What is required: Write out the listing below in full and exactly, leaving out every picture.

Material for this exercise:
* START *
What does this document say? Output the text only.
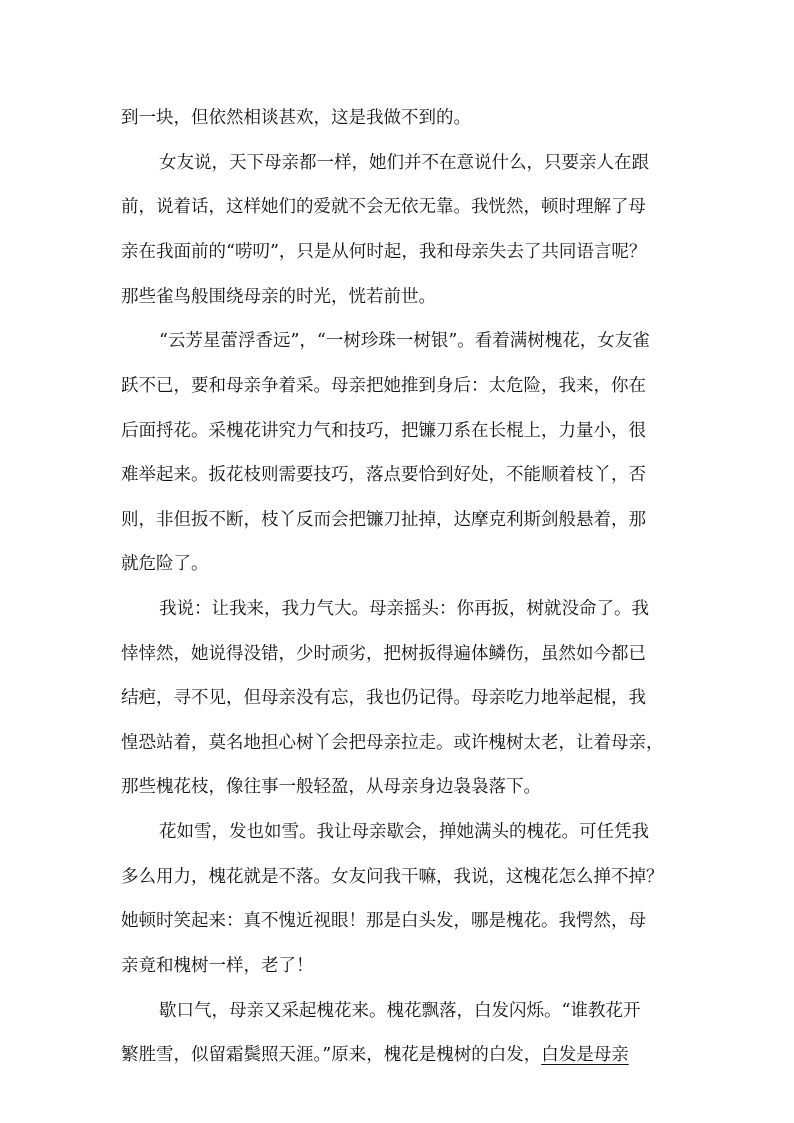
到一块，但依然相谈甚欢，这是我做不到的。
女友说，天下母亲都一样，她们并不在意说什么，只要亲人在跟
前，说着话，这样她们的爱就不会无依无靠。我恍然，顿时理解了母
亲在我面前的“唠叨”，只是从何时起，我和母亲失去了共同语言呢？
那些雀鸟般围绕母亲的时光，恍若前世。
“云芳星蕾浮香远”，“一树珍珠一树银”。看着满树槐花，女友雀
跃不已，要和母亲争着采。母亲把她推到身后：太危险，我来，你在
后面捋花。采槐花讲究力气和技巧，把镰刀系在长棍上，力量小，很
难举起来。扳花枝则需要技巧，落点要恰到好处，不能顺着枝丫，否
则，非但扳不断，枝丫反而会把镰刀扯掉，达摩克利斯剑般悬着，那
就危险了。
我说：让我来，我力气大。母亲摇头：你再扳，树就没命了。我
悻悻然，她说得没错，少时顽劣，把树扳得遍体鳞伤，虽然如今都已
结疤，寻不见，但母亲没有忘，我也仍记得。母亲吃力地举起棍，我
惶恐站着，莫名地担心树丫会把母亲拉走。或许槐树太老，让着母亲，
那些槐花枝，像往事一般轻盈，从母亲身边袅袅落下。
花如雪，发也如雪。我让母亲歇会，掸她满头的槐花。可任凭我
多么用力，槐花就是不落。女友问我干嘛，我说，这槐花怎么掸不掉？
她顿时笑起来：真不愧近视眼！那是白头发，哪是槐花。我愕然，母
亲竟和槐树一样，老了！
歇口气，母亲又采起槐花来。槐花飘落，白发闪烁。“谁教花开
繁胜雪，似留霜鬓照天涯。”原来，槐花是槐树的白发，白发是母亲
* END *
Written solution:
What does this document say? Output the text only.
到一块，但依然相谈甚欢，这是我做不到的。
女友说，天下母亲都一样，她们并不在意说什么，只要亲人在跟
前，说着话，这样她们的爱就不会无依无靠。我恍然，顿时理解了母
亲在我面前的“唠叨”，只是从何时起，我和母亲失去了共同语言呢？
那些雀鸟般围绕母亲的时光，恍若前世。
“云芳星蕾浮香远”，“一树珍珠一树银”。看着满树槐花，女友雀
跃不已，要和母亲争着采。母亲把她推到身后：太危险，我来，你在
后面捋花。采槐花讲究力气和技巧，把镰刀系在长棍上，力量小，很
难举起来。扳花枝则需要技巧，落点要恰到好处，不能顺着枝丫，否
则，非但扳不断，枝丫反而会把镰刀扯掉，达摩克利斯剑般悬着，那
就危险了。
我说：让我来，我力气大。母亲摇头：你再扳，树就没命了。我
悻悻然，她说得没错，少时顽劣，把树扳得遍体鳞伤，虽然如今都已
结疤，寻不见，但母亲没有忘，我也仍记得。母亲吃力地举起棍，我
惶恐站着，莫名地担心树丫会把母亲拉走。或许槐树太老，让着母亲，
那些槐花枝，像往事一般轻盈，从母亲身边袅袅落下。
花如雪，发也如雪。我让母亲歇会，掸她满头的槐花。可任凭我
多么用力，槐花就是不落。女友问我干嘛，我说，这槐花怎么掸不掉？
她顿时笑起来：真不愧近视眼！那是白头发，哪是槐花。我愕然，母
亲竟和槐树一样，老了！
歇口气，母亲又采起槐花来。槐花飘落，白发闪烁。“谁教花开
繁胜雪，似留霜鬓照天涯。”原来，槐花是槐树的白发，白发是母亲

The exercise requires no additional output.